>> start Data section

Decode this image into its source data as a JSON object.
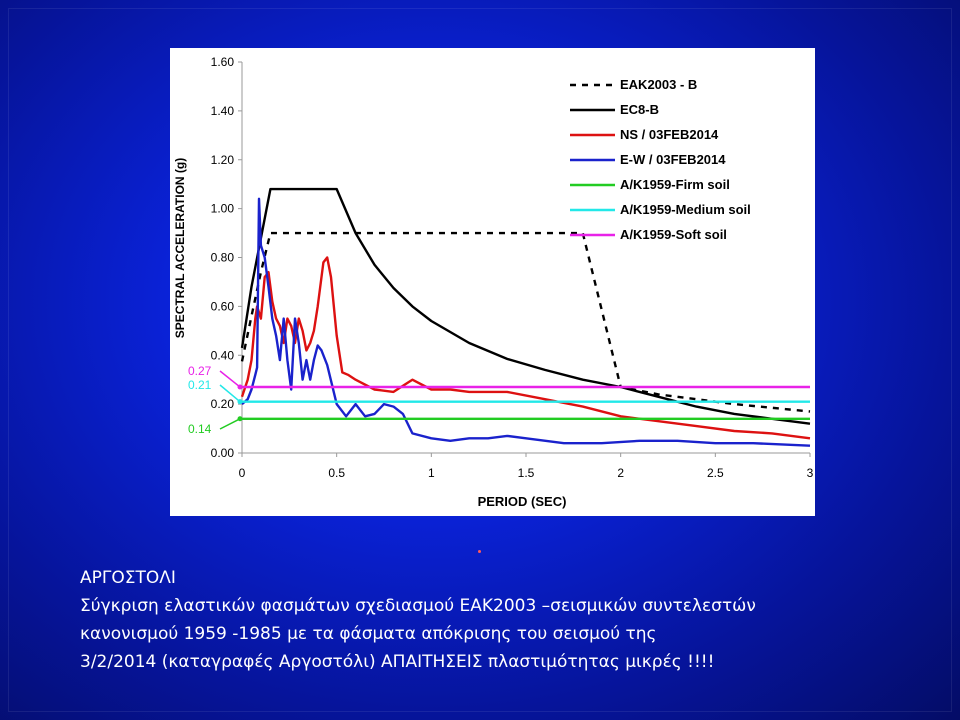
{
  "colors": {
    "EAK2003": "#000000",
    "EC8": "#000000",
    "NS": "#dd1111",
    "EW": "#1a22cc",
    "firm": "#22cc22",
    "medium": "#22e8e8",
    "soft": "#e822e8",
    "axis_marker_027": "#e822e8",
    "axis_marker_021": "#22e8e8",
    "axis_marker_014": "#22cc22"
  },
  "chart_data": {
    "type": "line",
    "xlabel": "PERIOD (SEC)",
    "ylabel": "SPECTRAL ACCELERATION (g)",
    "xlim": [
      0,
      3
    ],
    "ylim": [
      0,
      1.6
    ],
    "x_ticks": [
      "0",
      "0.5",
      "1",
      "1.5",
      "2",
      "2.5",
      "3"
    ],
    "y_ticks": [
      "0.00",
      "0.20",
      "0.40",
      "0.60",
      "0.80",
      "1.00",
      "1.20",
      "1.40",
      "1.60"
    ],
    "y_annotations": [
      {
        "label": "0.27",
        "value": 0.27,
        "color": "#e822e8"
      },
      {
        "label": "0.21",
        "value": 0.21,
        "color": "#22e8e8"
      },
      {
        "label": "0.14",
        "value": 0.14,
        "color": "#22cc22"
      }
    ],
    "grid": false,
    "legend_position": "top-right",
    "series": [
      {
        "name": "EAK2003 - B",
        "style": "dashed",
        "color": "#000000",
        "x": [
          0,
          0.05,
          0.1,
          0.15,
          0.3,
          0.4,
          0.6,
          0.8,
          1.0,
          1.2,
          1.4,
          1.6,
          1.8,
          2.0,
          2.2,
          2.4,
          2.6,
          2.8,
          3.0
        ],
        "y": [
          0.375,
          0.56,
          0.74,
          0.9,
          0.9,
          0.9,
          0.9,
          0.9,
          0.9,
          0.9,
          0.9,
          0.9,
          0.9,
          0.27,
          0.24,
          0.22,
          0.2,
          0.185,
          0.17
        ]
      },
      {
        "name": "EC8-B",
        "style": "solid",
        "color": "#000000",
        "x": [
          0,
          0.05,
          0.15,
          0.2,
          0.3,
          0.4,
          0.5,
          0.6,
          0.7,
          0.8,
          0.9,
          1.0,
          1.2,
          1.4,
          1.6,
          1.8,
          2.0,
          2.2,
          2.4,
          2.6,
          2.8,
          3.0
        ],
        "y": [
          0.43,
          0.68,
          1.08,
          1.08,
          1.08,
          1.08,
          1.08,
          0.9,
          0.77,
          0.675,
          0.6,
          0.54,
          0.45,
          0.385,
          0.34,
          0.3,
          0.27,
          0.23,
          0.19,
          0.16,
          0.14,
          0.12
        ]
      },
      {
        "name": "NS / 03FEB2014",
        "style": "solid",
        "color": "#dd1111",
        "x": [
          0,
          0.03,
          0.05,
          0.07,
          0.08,
          0.1,
          0.12,
          0.14,
          0.16,
          0.18,
          0.2,
          0.22,
          0.24,
          0.26,
          0.28,
          0.3,
          0.32,
          0.34,
          0.36,
          0.38,
          0.4,
          0.43,
          0.45,
          0.47,
          0.5,
          0.53,
          0.56,
          0.6,
          0.7,
          0.8,
          0.9,
          1.0,
          1.1,
          1.2,
          1.4,
          1.6,
          1.8,
          2.0,
          2.2,
          2.4,
          2.6,
          2.8,
          3.0
        ],
        "y": [
          0.23,
          0.3,
          0.38,
          0.55,
          0.6,
          0.55,
          0.72,
          0.74,
          0.62,
          0.55,
          0.52,
          0.45,
          0.55,
          0.52,
          0.45,
          0.55,
          0.5,
          0.42,
          0.45,
          0.5,
          0.6,
          0.78,
          0.8,
          0.72,
          0.48,
          0.33,
          0.32,
          0.3,
          0.26,
          0.25,
          0.3,
          0.26,
          0.26,
          0.25,
          0.25,
          0.22,
          0.19,
          0.15,
          0.13,
          0.11,
          0.09,
          0.08,
          0.06
        ]
      },
      {
        "name": "E-W / 03FEB2014",
        "style": "solid",
        "color": "#1a22cc",
        "x": [
          0,
          0.03,
          0.05,
          0.07,
          0.08,
          0.09,
          0.1,
          0.12,
          0.14,
          0.16,
          0.18,
          0.2,
          0.22,
          0.24,
          0.26,
          0.28,
          0.3,
          0.32,
          0.34,
          0.36,
          0.38,
          0.4,
          0.42,
          0.45,
          0.5,
          0.55,
          0.6,
          0.65,
          0.7,
          0.75,
          0.8,
          0.85,
          0.9,
          1.0,
          1.1,
          1.2,
          1.3,
          1.4,
          1.5,
          1.7,
          1.9,
          2.1,
          2.3,
          2.5,
          2.7,
          3.0
        ],
        "y": [
          0.2,
          0.22,
          0.26,
          0.32,
          0.35,
          1.04,
          0.85,
          0.8,
          0.68,
          0.55,
          0.48,
          0.38,
          0.55,
          0.38,
          0.26,
          0.55,
          0.45,
          0.3,
          0.38,
          0.3,
          0.38,
          0.44,
          0.42,
          0.36,
          0.2,
          0.15,
          0.2,
          0.15,
          0.16,
          0.2,
          0.19,
          0.16,
          0.08,
          0.06,
          0.05,
          0.06,
          0.06,
          0.07,
          0.06,
          0.04,
          0.04,
          0.05,
          0.05,
          0.04,
          0.04,
          0.03
        ]
      },
      {
        "name": "A/K1959-Firm soil",
        "style": "solid",
        "color": "#22cc22",
        "x": [
          0,
          3
        ],
        "y": [
          0.14,
          0.14
        ]
      },
      {
        "name": "A/K1959-Medium soil",
        "style": "solid",
        "color": "#22e8e8",
        "x": [
          0,
          3
        ],
        "y": [
          0.21,
          0.21
        ]
      },
      {
        "name": "A/K1959-Soft soil",
        "style": "solid",
        "color": "#e822e8",
        "x": [
          0,
          3
        ],
        "y": [
          0.27,
          0.27
        ]
      }
    ]
  },
  "caption": {
    "title": "ΑΡΓΟΣΤΟΛΙ",
    "line1": "Σύγκριση ελαστικών φασμάτων σχεδιασμού ΕΑΚ2003 –σεισμικών συντελεστών",
    "line2": " κανονισμού 1959 -1985 με τα φάσματα απόκρισης του σεισμού της",
    "line3": "3/2/2014 (καταγραφές Αργοστόλι) ΑΠΑΙΤΗΣΕΙΣ πλαστιμότητας μικρές !!!!"
  }
}
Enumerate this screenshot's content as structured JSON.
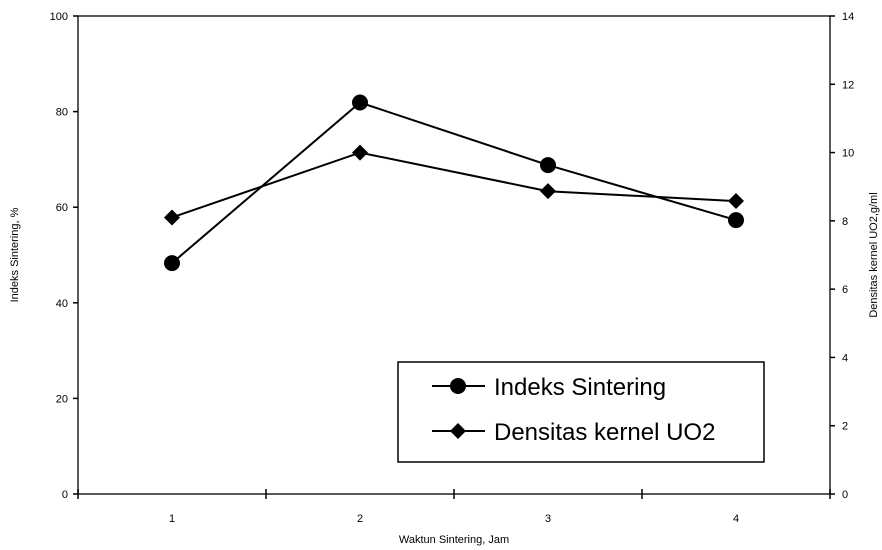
{
  "chart_data": {
    "type": "line",
    "title": "",
    "xlabel": "Waktun Sintering, Jam",
    "ylabel": "Indeks Sintering, %",
    "y2label": "Densitas  kernel UO2,g/ml",
    "x_ticks": [
      "1",
      "2",
      "3",
      "4"
    ],
    "y_ticks": [
      "0",
      "20",
      "40",
      "60",
      "80",
      "100"
    ],
    "y2_ticks": [
      "0",
      "2",
      "4",
      "6",
      "8",
      "10",
      "12",
      "14"
    ],
    "xlim": [
      0.5,
      4.5
    ],
    "ylim": [
      0,
      100
    ],
    "y2lim": [
      0,
      14
    ],
    "grid": false,
    "legend_position": "bottom-right",
    "series": [
      {
        "name": "Indeks Sintering",
        "axis": "left",
        "marker": "circle",
        "x": [
          1,
          2,
          3,
          4
        ],
        "values": [
          48.3,
          81.9,
          68.8,
          57.3
        ]
      },
      {
        "name": "Densitas kernel UO2",
        "axis": "right",
        "marker": "diamond",
        "x": [
          1,
          2,
          3,
          4
        ],
        "values": [
          8.1,
          10.0,
          8.87,
          8.58
        ]
      }
    ]
  }
}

>> end Data section

- [Goal]: Pull out and copy each line containing the string "Densitas".

- [Complete response]:
    "y2label": "Densitas  kernel UO2,g/ml",
        "name": "Densitas kernel UO2",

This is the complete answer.